* **TEXT SEGMENT**
··········
In the past week the weather has bounced from winter to spring – the ‘winterless winter’
as a member of Blue Canoe Writer’s Group phrased it last night. Swan Lake, in a little valley below our house, froze over enough for ice skating on the weekend (it went down to -6 celsius). On Saturday afternoon it was packed with parents and kids (some wobbling on their skates, some graceful), slithering excited dogs, the end of an ice hockey game. Light snow dusted the surface, the skaters carved patterns in it. Saturday night, in the dark, it was teenagers gracefully skimming the ice, some out on the lake with headlamps glimmering, some close to the shore where the street lights bounced down. Sunday morning it was deserted. The snow dust had melted off, the ice was dark and slick and forbidding, too thin to support human weight. This morning I woke to grey, drizzly warmth and the lake looking decidedly watery. It’s six degrees. That was probably the one day of the season that Sitkans could ice skate.
I’m having a completely different experience to my usual writing retreat. I’ve had quite a few of them in the past and they’ve involved writing marathons – mostly solitary times where I’ve gone deeply into the writing and produced many pages of work. Last time I was in Sitka – seven years ago – I wrote thousands of words and in fact finished the first draft of The Raven’s Heart. Yes, I met people and participated in community life, but there were many long days at the desk and some loneliness through being so deeply in the work (and having many nights alone).
This time I’m here with Carol, my beloved aunt, and everything is different. Firstly – no loneliness. Having a buddy means I’ll go out to the pub or out to eat dinner – things I’d hesitate to do by myself. Secondly, there’s camaraderie in the work. In the mornings we’re often both tapping away at the keyboards in the wide-windowed room of 402 Hemlock St, looking down at the lake and across to the mountains known as ‘The Sisters’. We scamper out together, walking through the forested cemetery to the Back Door Café or Larkspur Cafe for coffee and bread pudding or berry pie. We walk together through the forest down at the sea, or along the Sitka Cross Trail in the woods. We talk about what we’re working on, and we’ve started reading it to each other.
But thirdly – and this is largely to do with Carol – the days are full of remarkable meetings. She arrived here deeply committed to paying respect to the local indigenous people and, if possible, sharing culture with them – having spoken about this at length to her indigenous teacher and long time friend in Australia, Uncle Max (Dulamunmun) Harrison, an elder of the Yuin Nation. Carol made the at times difficult effort to find and connect with people from the Tlingit culture of Sitka to pay her respects. Her willingness to do this – and to ask permission from traditional owners for us to be here – was inspiring to me and encouraged me to not always settle for the easy path. And as a result we have found ourselves warmly and generously welcomed.
The Blue Canoe Writers Group has become important for both of us – joining the weekly meeting of this incredibly talented group of writers is creatively inspiring (I’m in awe of some of the poems that have been shared) and we are making some great friendships. Plus many of them supported us by fronting up to our creativity workshop last Saturday.
Carolyn Servid, who until last year was director of the Island Institute (she and husband Dorik founded and ran it for 30 years) had us on her program on the lively local Raven Radio station. She’s been running the Sitka Anthologies program for many years and over the course of an hour, with her warm, gentle and intelligent questioning, drew out all sorts of interesting conversations.
··········
* **JOBS**
1. In the Sitka retreat post, replace "Raven Radio" with "Sitka Radio" and reproduce the passage from "The Blue Canoe" up to and including "of interesting conversations.".
2. According to the Sitka retreat post, how low did the temperature fall when Swan Lake froze over enough for ice skating?
3. Translate this sentence from the Sitka retreat post into Spanish: "This morning I woke to grey, drizzly warmth and the lake looking decidedly watery."
Rely solely on the Sitka retreat post when completing each task.

* **SUPPLIED INFORMATION**
··········
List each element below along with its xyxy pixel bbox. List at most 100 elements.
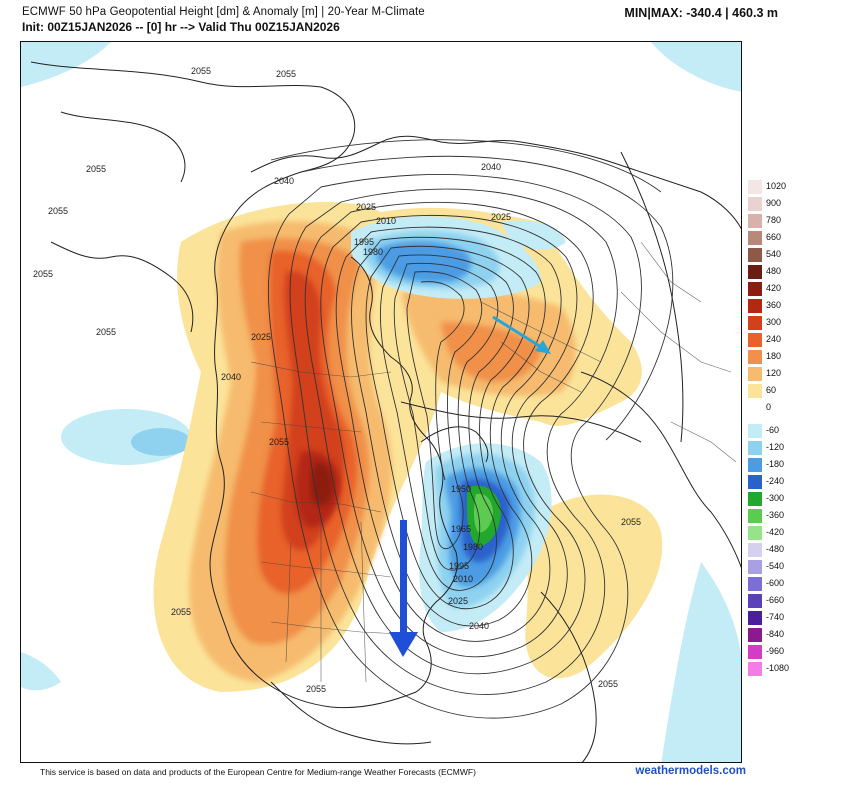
··········
* **THE ANSWERS**
1.
The Blue Canoe Writers Group has become important for both of us – joining the weekly meeting of this incredibly talented group of writers is creatively inspiring (I’m in awe of some of the poems that have been shared) and we are making some great friendships. Plus many of them supported us by fronting up to our creativity workshop last Saturday.
Carolyn Servid, who until last year was director of the Island Institute (she and husband Dorik founded and ran it for 30 years) had us on her program on the lively local Sitka Radio station. She’s been running the Sitka Anthologies program for many years and over the course of an hour, with her warm, gentle and intelligent questioning, drew out all sorts of interesting conversations.

2. It went down to -6 degrees Celsius.

3. Esta mañana me desperté con un tiempo gris, cálido y lloviznoso, y con el lago de aspecto decididamente acuoso.